Locate each line of the material that contains "Διαδίκτυο", then return it.

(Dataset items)

"""

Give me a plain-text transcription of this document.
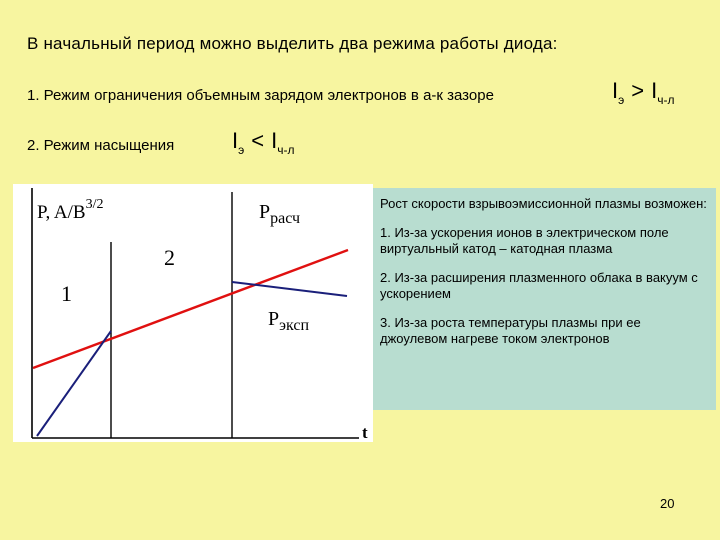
В начальный период можно выделить два режима работы диода:
1. Режим ограничения объемным зарядом электронов в а-к зазоре	$I_э > I_{ч-л}$
2. Режим насыщения	$I_э < I_{ч-л}$
P, $A/B^{3/2}$
t
1
2
$P_{расч}$
$P_{эксп}$

Рост скорости взрывоэмиссионной плазмы возможен:

1. Из-за ускорения ионов в электрическом поле виртуальный катод – катодная плазма

2. Из-за расширения плазменного облака в вакуум с ускорением

3. Из-за роста температуры плазмы при ее джоулевом нагреве током электронов

20
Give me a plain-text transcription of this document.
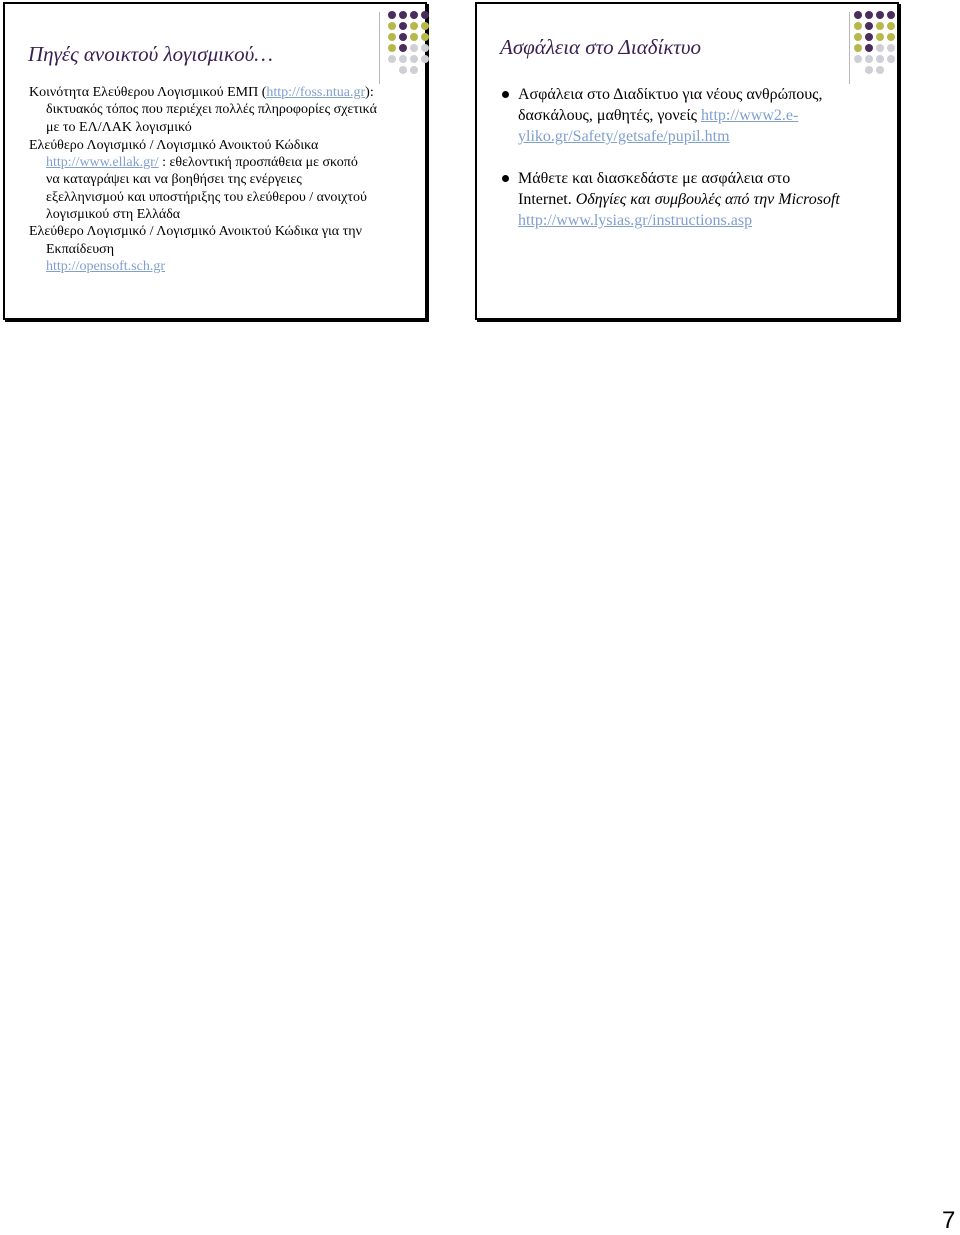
Πηγές ανοικτού λογισμικού…

Κοινότητα Ελεύθερου Λογισμικού ΕΜΠ (http://foss.ntua.gr):

δικτυακός τόπος που περιέχει πολλές πληροφορίες σχετικά

με το ΕΛ/ΛΑΚ λογισμικό

Ελεύθερο Λογισμικό / Λογισμικό Ανοικτού Κώδικα

http://www.ellak.gr/ : εθελοντική προσπάθεια με σκοπό

να καταγράψει και να βοηθήσει της ενέργειες

εξελληνισμού και υποστήριξης του ελεύθερου / ανοιχτού

λογισμικού στη Ελλάδα

Ελεύθερο Λογισμικό / Λογισμικό Ανοικτού Κώδικα για την

Εκπαίδευση

http://opensoft.sch.gr

Ασφάλεια στο Διαδίκτυο
Ασφάλεια στο Διαδίκτυο για νέους ανθρώπους,
δασκάλους, μαθητές, γονείς http://www2.e-
yliko.gr/Safety/getsafe/pupil.htm
Μάθετε και διασκεδάστε με ασφάλεια στο
Internet. Οδηγίες και συμβουλές από την Microsoft
http://www.lysias.gr/instructions.asp
7
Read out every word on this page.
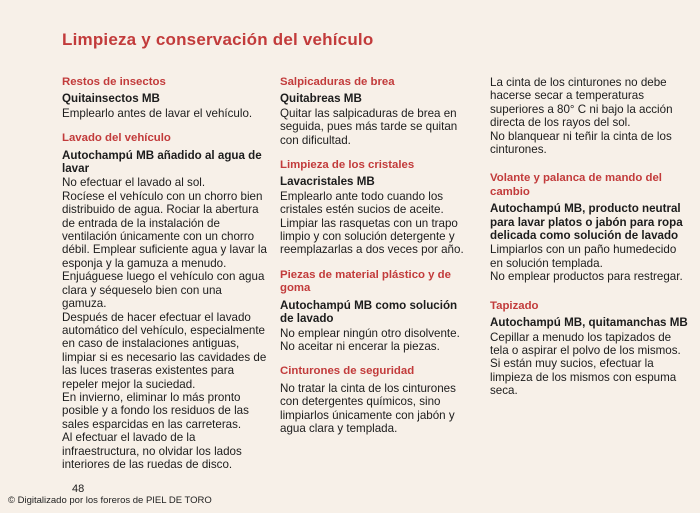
Limpieza y conservación del vehículo
Restos de insectos
Quitainsectos MB
Emplearlo antes de lavar el vehículo.
Lavado del vehículo
Autochampú MB añadido al agua de lavar
No efectuar el lavado al sol.
Rocíese el vehículo con un chorro bien distribuido de agua. Rociar la abertura de entrada de la instalación de ventilación únicamente con un chorro débil. Emplear suficiente agua y lavar la esponja y la gamuza a menudo. Enjuáguese luego el vehículo con agua clara y séqueselo bien con una gamuza.
Después de hacer efectuar el lavado automático del vehículo, especialmente en caso de instalaciones antiguas, limpiar si es necesario las cavidades de las luces traseras existentes para repeler mejor la suciedad.
En invierno, eliminar lo más pronto posible y a fondo los residuos de las sales esparcidas en las carreteras.
Al efectuar el lavado de la infraestructura, no olvidar los lados interiores de las ruedas de disco.
Salpicaduras de brea
Quitabreas MB
Quitar las salpicaduras de brea en seguida, pues más tarde se quitan con dificultad.
Limpieza de los cristales
Lavacristales MB
Emplearlo ante todo cuando los cristales estén sucios de aceite. Limpiar las rasquetas con un trapo limpio y con solución detergente y reemplazarlas a dos veces por año.
Piezas de material plástico y de goma
Autochampú MB como solución de lavado
No emplear ningún otro disolvente.
No aceitar ni encerar la piezas.
Cinturones de seguridad
No tratar la cinta de los cinturones con detergentes químicos, sino limpiarlos únicamente con jabón y agua clara y templada.
La cinta de los cinturones no debe hacerse secar a temperaturas superiores a 80° C ni bajo la acción directa de los rayos del sol.
No blanquear ni teñir la cinta de los cinturones.
Volante y palanca de mando del cambio
Autochampú MB, producto neutral para lavar platos o jabón para ropa delicada como solución de lavado
Limpiarlos con un paño humedecido en solución templada.
No emplear productos para restregar.
Tapizado
Autochampú MB, quitamanchas MB
Cepillar a menudo los tapizados de tela o aspirar el polvo de los mismos. Si están muy sucios, efectuar la limpieza de los mismos con espuma seca.
48
© Digitalizado por los foreros de PIEL DE TORO
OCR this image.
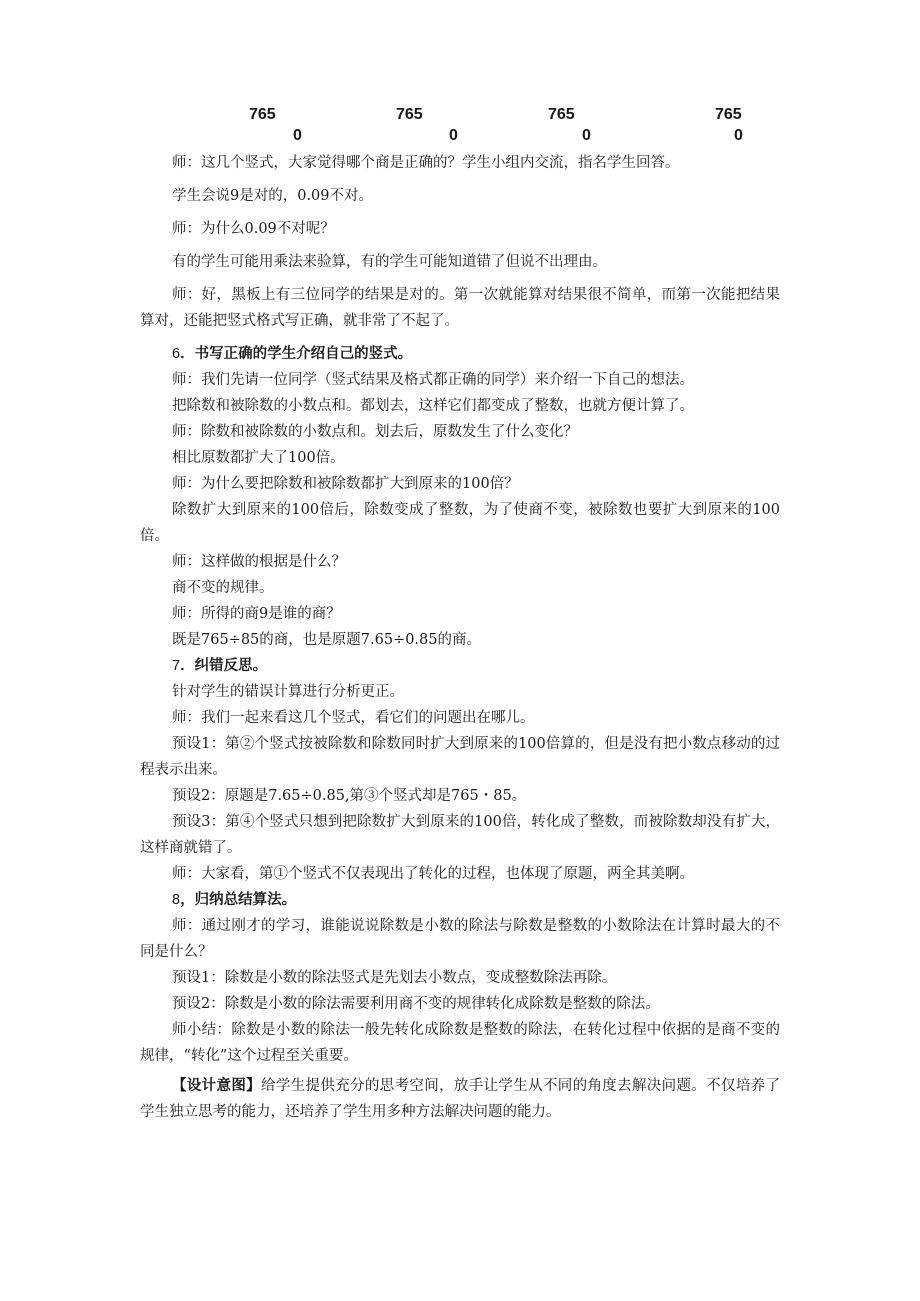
765
0
765
0
765
0
765
0

师：这几个竖式，大家觉得哪个商是正确的？学生小组内交流，指名学生回答。

学生会说9是对的，0.09不对。

师：为什么0.09不对呢？

有的学生可能用乘法来验算，有的学生可能知道错了但说不出理由。

师：好，黑板上有三位同学的结果是对的。第一次就能算对结果很不简单，而第一次能把结果算对，还能把竖式格式写正确，就非常了不起了。

6．书写正确的学生介绍自己的竖式。

师：我们先请一位同学（竖式结果及格式都正确的同学）来介绍一下自己的想法。

把除数和被除数的小数点和。都划去，这样它们都变成了整数，也就方便计算了。

师：除数和被除数的小数点和。划去后，原数发生了什么变化？

相比原数都扩大了100倍。

师：为什么要把除数和被除数都扩大到原来的100倍？

除数扩大到原来的100倍后，除数变成了整数，为了使商不变，被除数也要扩大到原来的100倍。

师：这样做的根据是什么？

商不变的规律。

师：所得的商9是谁的商？

既是765÷85的商，也是原题7.65÷0.85的商。

7．纠错反思。

针对学生的错误计算进行分析更正。

师：我们一起来看这几个竖式，看它们的问题出在哪儿。

预设1：第②个竖式按被除数和除数同时扩大到原来的100倍算的，但是没有把小数点移动的过程表示出来。

预设2：原题是7.65÷0.85,第③个竖式却是765・85。

预设3：第④个竖式只想到把除数扩大到原来的100倍，转化成了整数，而被除数却没有扩大，这样商就错了。

师：大家看，第①个竖式不仅表现出了转化的过程，也体现了原题，两全其美啊。

8，归纳总结算法。

师：通过刚才的学习，谁能说说除数是小数的除法与除数是整数的小数除法在计算时最大的不同是什么？

预设1：除数是小数的除法竖式是先划去小数点，变成整数除法再除。

预设2：除数是小数的除法需要利用商不变的规律转化成除数是整数的除法。

师小结：除数是小数的除法一般先转化成除数是整数的除法，在转化过程中依据的是商不变的规律，“转化”这个过程至关重要。

【设计意图】给学生提供充分的思考空间，放手让学生从不同的角度去解决问题。不仅培养了学生独立思考的能力，还培养了学生用多种方法解决问题的能力。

"""

## ANSWER TO THIS PROBLEM
Ασφάλεια στο Διαδίκτυο
Ασφάλεια στο Διαδίκτυο για νέους ανθρώπους,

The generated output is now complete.